§ **Stated exercise**
From the entries below, gather every line containing the string "Send".

── Task data ──

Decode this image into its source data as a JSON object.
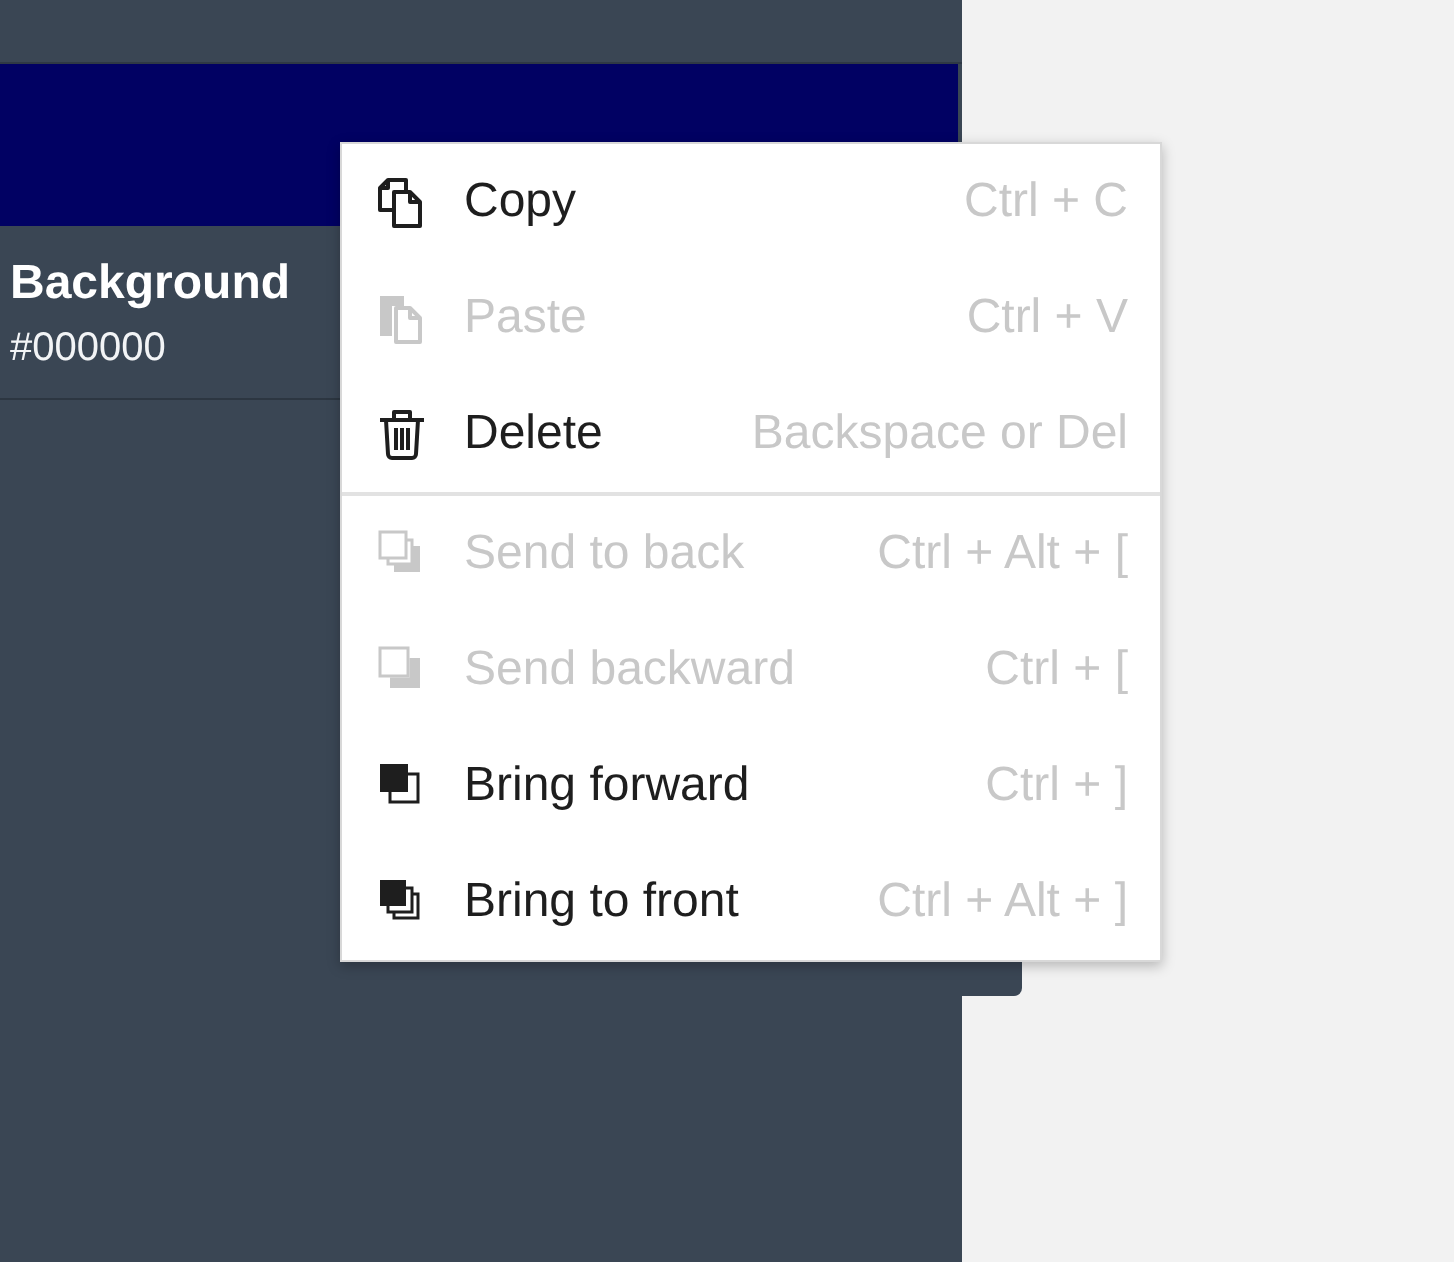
{
  "layer": {
    "name": "Background",
    "value": "#000000"
  },
  "context_menu": {
    "sections": [
      {
        "items": [
          {
            "kind": "copy",
            "label": "Copy",
            "shortcut": "Ctrl + C",
            "disabled": false
          },
          {
            "kind": "paste",
            "label": "Paste",
            "shortcut": "Ctrl + V",
            "disabled": true
          },
          {
            "kind": "delete",
            "label": "Delete",
            "shortcut": "Backspace or Del",
            "disabled": false
          }
        ]
      },
      {
        "items": [
          {
            "kind": "back",
            "label": "Send to back",
            "shortcut": "Ctrl + Alt + [",
            "disabled": true
          },
          {
            "kind": "backward",
            "label": "Send backward",
            "shortcut": "Ctrl + [",
            "disabled": true
          },
          {
            "kind": "forward",
            "label": "Bring forward",
            "shortcut": "Ctrl + ]",
            "disabled": false
          },
          {
            "kind": "front",
            "label": "Bring to front",
            "shortcut": "Ctrl + Alt + ]",
            "disabled": false
          }
        ]
      }
    ]
  }
}
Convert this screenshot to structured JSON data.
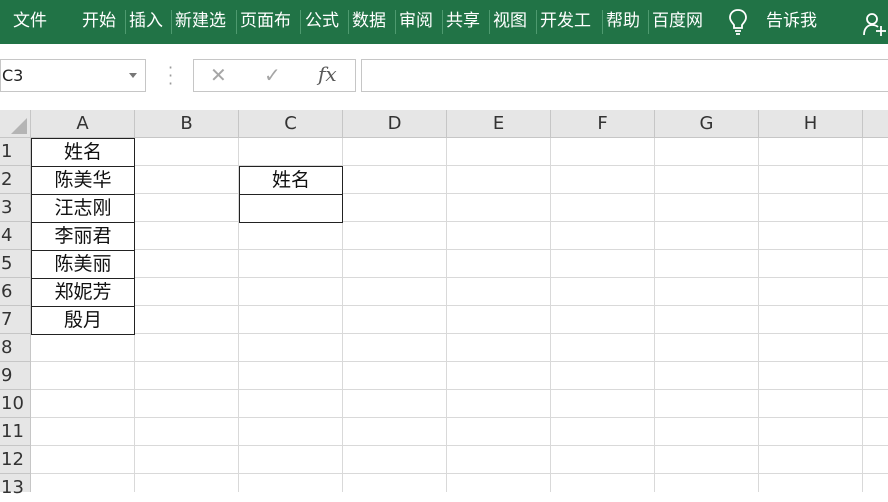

───

§ **Output below**
            "label": "Send to back",
            "label": "Send backward",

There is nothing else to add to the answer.